**WHAT IS ASKED**
Repeat every entry in the listing below, exactly.

Extracted data entries
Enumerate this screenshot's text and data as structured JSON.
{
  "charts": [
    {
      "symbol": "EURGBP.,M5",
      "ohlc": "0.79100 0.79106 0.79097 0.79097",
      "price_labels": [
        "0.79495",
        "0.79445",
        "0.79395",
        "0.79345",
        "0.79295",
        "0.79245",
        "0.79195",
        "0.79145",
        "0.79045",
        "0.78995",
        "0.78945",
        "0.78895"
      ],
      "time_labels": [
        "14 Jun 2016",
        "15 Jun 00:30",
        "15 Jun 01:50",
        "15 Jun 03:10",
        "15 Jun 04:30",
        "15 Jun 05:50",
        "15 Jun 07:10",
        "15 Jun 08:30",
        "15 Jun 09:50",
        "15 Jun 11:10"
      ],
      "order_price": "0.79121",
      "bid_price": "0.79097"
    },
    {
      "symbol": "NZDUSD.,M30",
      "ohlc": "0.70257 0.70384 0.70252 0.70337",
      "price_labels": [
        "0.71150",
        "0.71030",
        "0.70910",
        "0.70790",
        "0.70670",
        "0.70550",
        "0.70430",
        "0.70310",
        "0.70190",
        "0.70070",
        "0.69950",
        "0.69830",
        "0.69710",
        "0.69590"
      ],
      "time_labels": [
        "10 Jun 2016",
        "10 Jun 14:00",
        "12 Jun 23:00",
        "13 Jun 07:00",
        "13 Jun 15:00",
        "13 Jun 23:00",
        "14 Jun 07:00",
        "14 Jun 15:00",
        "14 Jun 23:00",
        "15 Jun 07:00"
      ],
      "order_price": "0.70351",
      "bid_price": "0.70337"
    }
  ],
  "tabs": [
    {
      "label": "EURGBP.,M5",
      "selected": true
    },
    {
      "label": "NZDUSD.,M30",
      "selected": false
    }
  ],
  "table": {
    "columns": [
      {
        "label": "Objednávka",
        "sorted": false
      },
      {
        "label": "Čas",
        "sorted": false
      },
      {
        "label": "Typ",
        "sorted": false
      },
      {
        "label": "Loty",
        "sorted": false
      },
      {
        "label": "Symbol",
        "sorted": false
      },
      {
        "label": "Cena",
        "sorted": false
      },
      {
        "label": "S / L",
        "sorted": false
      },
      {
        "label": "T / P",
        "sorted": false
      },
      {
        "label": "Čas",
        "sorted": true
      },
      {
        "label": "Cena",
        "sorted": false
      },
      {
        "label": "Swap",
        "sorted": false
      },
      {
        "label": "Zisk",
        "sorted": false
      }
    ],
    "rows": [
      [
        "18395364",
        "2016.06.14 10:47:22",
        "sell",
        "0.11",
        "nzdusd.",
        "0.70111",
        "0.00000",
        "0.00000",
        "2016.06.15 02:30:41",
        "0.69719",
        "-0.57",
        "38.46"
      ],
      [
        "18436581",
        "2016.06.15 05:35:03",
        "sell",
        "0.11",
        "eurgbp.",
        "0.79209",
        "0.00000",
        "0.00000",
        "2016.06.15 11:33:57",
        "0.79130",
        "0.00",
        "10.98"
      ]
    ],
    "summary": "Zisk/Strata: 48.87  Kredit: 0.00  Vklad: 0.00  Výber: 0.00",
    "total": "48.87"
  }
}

**PROBLEM SOLUTION**
Enumerate this screenshot's text and data as structured JSON.
{
  "charts": [
    {
      "symbol": "EURGBP.,M5",
      "ohlc": "0.79100 0.79106 0.79097 0.79097",
      "price_labels": [
        "0.79495",
        "0.79445",
        "0.79395",
        "0.79345",
        "0.79295",
        "0.79245",
        "0.79195",
        "0.79145",
        "0.79045",
        "0.78995",
        "0.78945",
        "0.78895"
      ],
      "time_labels": [
        "14 Jun 2016",
        "15 Jun 00:30",
        "15 Jun 01:50",
        "15 Jun 03:10",
        "15 Jun 04:30",
        "15 Jun 05:50",
        "15 Jun 07:10",
        "15 Jun 08:30",
        "15 Jun 09:50",
        "15 Jun 11:10"
      ],
      "order_price": "0.79121",
      "bid_price": "0.79097"
    },
    {
      "symbol": "NZDUSD.,M30",
      "ohlc": "0.70257 0.70384 0.70252 0.70337",
      "price_labels": [
        "0.71150",
        "0.71030",
        "0.70910",
        "0.70790",
        "0.70670",
        "0.70550",
        "0.70430",
        "0.70310",
        "0.70190",
        "0.70070",
        "0.69950",
        "0.69830",
        "0.69710",
        "0.69590"
      ],
      "time_labels": [
        "10 Jun 2016",
        "10 Jun 14:00",
        "12 Jun 23:00",
        "13 Jun 07:00",
        "13 Jun 15:00",
        "13 Jun 23:00",
        "14 Jun 07:00",
        "14 Jun 15:00",
        "14 Jun 23:00",
        "15 Jun 07:00"
      ],
      "order_price": "0.70351",
      "bid_price": "0.70337"
    }
  ],
  "tabs": [
    {
      "label": "EURGBP.,M5",
      "selected": true
    },
    {
      "label": "NZDUSD.,M30",
      "selected": false
    }
  ],
  "table": {
    "columns": [
      {
        "label": "Objednávka",
        "sorted": false
      },
      {
        "label": "Čas",
        "sorted": false
      },
      {
        "label": "Typ",
        "sorted": false
      },
      {
        "label": "Loty",
        "sorted": false
      },
      {
        "label": "Symbol",
        "sorted": false
      },
      {
        "label": "Cena",
        "sorted": false
      },
      {
        "label": "S / L",
        "sorted": false
      },
      {
        "label": "T / P",
        "sorted": false
      },
      {
        "label": "Čas",
        "sorted": true
      },
      {
        "label": "Cena",
        "sorted": false
      },
      {
        "label": "Swap",
        "sorted": false
      },
      {
        "label": "Zisk",
        "sorted": false
      }
    ],
    "rows": [
      [
        "18395364",
        "2016.06.14 10:47:22",
        "sell",
        "0.11",
        "nzdusd.",
        "0.70111",
        "0.00000",
        "0.00000",
        "2016.06.15 02:30:41",
        "0.69719",
        "-0.57",
        "38.46"
      ],
      [
        "18436581",
        "2016.06.15 05:35:03",
        "sell",
        "0.11",
        "eurgbp.",
        "0.79209",
        "0.00000",
        "0.00000",
        "2016.06.15 11:33:57",
        "0.79130",
        "0.00",
        "10.98"
      ]
    ],
    "summary": "Zisk/Strata: 48.87  Kredit: 0.00  Vklad: 0.00  Výber: 0.00",
    "total": "48.87"
  }
}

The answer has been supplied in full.